● **Goal**: Print the data that follows exactly.
::: Supplied material
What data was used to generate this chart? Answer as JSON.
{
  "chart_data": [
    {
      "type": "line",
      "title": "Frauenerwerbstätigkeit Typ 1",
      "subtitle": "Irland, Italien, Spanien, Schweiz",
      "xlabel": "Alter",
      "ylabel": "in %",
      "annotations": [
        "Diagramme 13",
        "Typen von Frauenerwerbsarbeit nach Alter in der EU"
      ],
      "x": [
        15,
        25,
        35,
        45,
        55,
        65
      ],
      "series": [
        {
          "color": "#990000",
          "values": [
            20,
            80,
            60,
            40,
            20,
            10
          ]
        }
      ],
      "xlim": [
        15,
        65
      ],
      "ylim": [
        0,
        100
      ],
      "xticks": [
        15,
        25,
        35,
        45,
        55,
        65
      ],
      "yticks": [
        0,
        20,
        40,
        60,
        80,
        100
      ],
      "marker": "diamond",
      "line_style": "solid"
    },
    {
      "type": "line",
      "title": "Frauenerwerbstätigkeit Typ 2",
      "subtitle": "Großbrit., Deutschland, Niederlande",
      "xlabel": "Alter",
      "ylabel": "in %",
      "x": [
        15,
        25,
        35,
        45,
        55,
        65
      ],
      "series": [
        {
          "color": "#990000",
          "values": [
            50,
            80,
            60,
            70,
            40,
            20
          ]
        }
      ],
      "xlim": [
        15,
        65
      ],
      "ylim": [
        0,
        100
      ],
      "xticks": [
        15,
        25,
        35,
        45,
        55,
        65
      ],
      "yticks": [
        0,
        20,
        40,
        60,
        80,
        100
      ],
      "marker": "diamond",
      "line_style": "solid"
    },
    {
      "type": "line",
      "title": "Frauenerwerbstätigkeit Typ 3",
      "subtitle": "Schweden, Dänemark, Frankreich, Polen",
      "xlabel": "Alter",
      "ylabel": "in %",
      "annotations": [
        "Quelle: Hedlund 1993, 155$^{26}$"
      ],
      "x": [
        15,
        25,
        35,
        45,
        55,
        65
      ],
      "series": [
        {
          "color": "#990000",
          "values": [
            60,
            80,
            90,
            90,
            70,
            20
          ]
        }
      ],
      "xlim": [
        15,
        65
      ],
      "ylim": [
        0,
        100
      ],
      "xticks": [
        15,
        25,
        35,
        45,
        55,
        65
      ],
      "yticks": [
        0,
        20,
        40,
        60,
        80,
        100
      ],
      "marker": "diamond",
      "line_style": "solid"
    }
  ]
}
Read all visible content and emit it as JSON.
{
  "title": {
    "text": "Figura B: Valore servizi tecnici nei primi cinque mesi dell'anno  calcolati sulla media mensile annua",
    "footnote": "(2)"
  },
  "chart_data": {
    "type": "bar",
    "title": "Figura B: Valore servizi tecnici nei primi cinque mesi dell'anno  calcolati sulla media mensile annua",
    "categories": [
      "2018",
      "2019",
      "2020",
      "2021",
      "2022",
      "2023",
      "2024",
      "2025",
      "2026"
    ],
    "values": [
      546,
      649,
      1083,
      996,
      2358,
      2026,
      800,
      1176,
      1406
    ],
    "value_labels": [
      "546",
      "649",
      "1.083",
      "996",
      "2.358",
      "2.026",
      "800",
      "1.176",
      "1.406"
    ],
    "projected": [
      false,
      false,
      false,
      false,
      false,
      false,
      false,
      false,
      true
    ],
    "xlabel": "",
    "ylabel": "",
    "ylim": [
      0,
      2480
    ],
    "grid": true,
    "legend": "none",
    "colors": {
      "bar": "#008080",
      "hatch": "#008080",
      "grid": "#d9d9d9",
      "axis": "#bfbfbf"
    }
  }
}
::::::
● **Exercise solution**:
What data was used to generate this chart? Answer as JSON.
{
  "chart_data": [
    {
      "type": "line",
      "title": "Frauenerwerbstätigkeit Typ 1",
      "subtitle": "Irland, Italien, Spanien, Schweiz",
      "xlabel": "Alter",
      "ylabel": "in %",
      "annotations": [
        "Diagramme 13",
        "Typen von Frauenerwerbsarbeit nach Alter in der EU"
      ],
      "x": [
        15,
        25,
        35,
        45,
        55,
        65
      ],
      "series": [
        {
          "color": "#990000",
          "values": [
            20,
            80,
            60,
            40,
            20,
            10
          ]
        }
      ],
      "xlim": [
        15,
        65
      ],
      "ylim": [
        0,
        100
      ],
      "xticks": [
        15,
        25,
        35,
        45,
        55,
        65
      ],
      "yticks": [
        0,
        20,
        40,
        60,
        80,
        100
      ],
      "marker": "diamond",
      "line_style": "solid"
    },
    {
      "type": "line",
      "title": "Frauenerwerbstätigkeit Typ 2",
      "subtitle": "Großbrit., Deutschland, Niederlande",
      "xlabel": "Alter",
      "ylabel": "in %",
      "x": [
        15,
        25,
        35,
        45,
        55,
        65
      ],
      "series": [
        {
          "color": "#990000",
          "values": [
            50,
            80,
            60,
            70,
            40,
            20
          ]
        }
      ],
      "xlim": [
        15,
        65
      ],
      "ylim": [
        0,
        100
      ],
      "xticks": [
        15,
        25,
        35,
        45,
        55,
        65
      ],
      "yticks": [
        0,
        20,
        40,
        60,
        80,
        100
      ],
      "marker": "diamond",
      "line_style": "solid"
    },
    {
      "type": "line",
      "title": "Frauenerwerbstätigkeit Typ 3",
      "subtitle": "Schweden, Dänemark, Frankreich, Polen",
      "xlabel": "Alter",
      "ylabel": "in %",
      "annotations": [
        "Quelle: Hedlund 1993, 155$^{26}$"
      ],
      "x": [
        15,
        25,
        35,
        45,
        55,
        65
      ],
      "series": [
        {
          "color": "#990000",
          "values": [
            60,
            80,
            90,
            90,
            70,
            20
          ]
        }
      ],
      "xlim": [
        15,
        65
      ],
      "ylim": [
        0,
        100
      ],
      "xticks": [
        15,
        25,
        35,
        45,
        55,
        65
      ],
      "yticks": [
        0,
        20,
        40,
        60,
        80,
        100
      ],
      "marker": "diamond",
      "line_style": "solid"
    }
  ]
}
Read all visible content and emit it as JSON.
{
  "title": {
    "text": "Figura B: Valore servizi tecnici nei primi cinque mesi dell'anno  calcolati sulla media mensile annua",
    "footnote": "(2)"
  },
  "chart_data": {
    "type": "bar",
    "title": "Figura B: Valore servizi tecnici nei primi cinque mesi dell'anno  calcolati sulla media mensile annua",
    "categories": [
      "2018",
      "2019",
      "2020",
      "2021",
      "2022",
      "2023",
      "2024",
      "2025",
      "2026"
    ],
    "values": [
      546,
      649,
      1083,
      996,
      2358,
      2026,
      800,
      1176,
      1406
    ],
    "value_labels": [
      "546",
      "649",
      "1.083",
      "996",
      "2.358",
      "2.026",
      "800",
      "1.176",
      "1.406"
    ],
    "projected": [
      false,
      false,
      false,
      false,
      false,
      false,
      false,
      false,
      true
    ],
    "xlabel": "",
    "ylabel": "",
    "ylim": [
      0,
      2480
    ],
    "grid": true,
    "legend": "none",
    "colors": {
      "bar": "#008080",
      "hatch": "#008080",
      "grid": "#d9d9d9",
      "axis": "#bfbfbf"
    }
  }
}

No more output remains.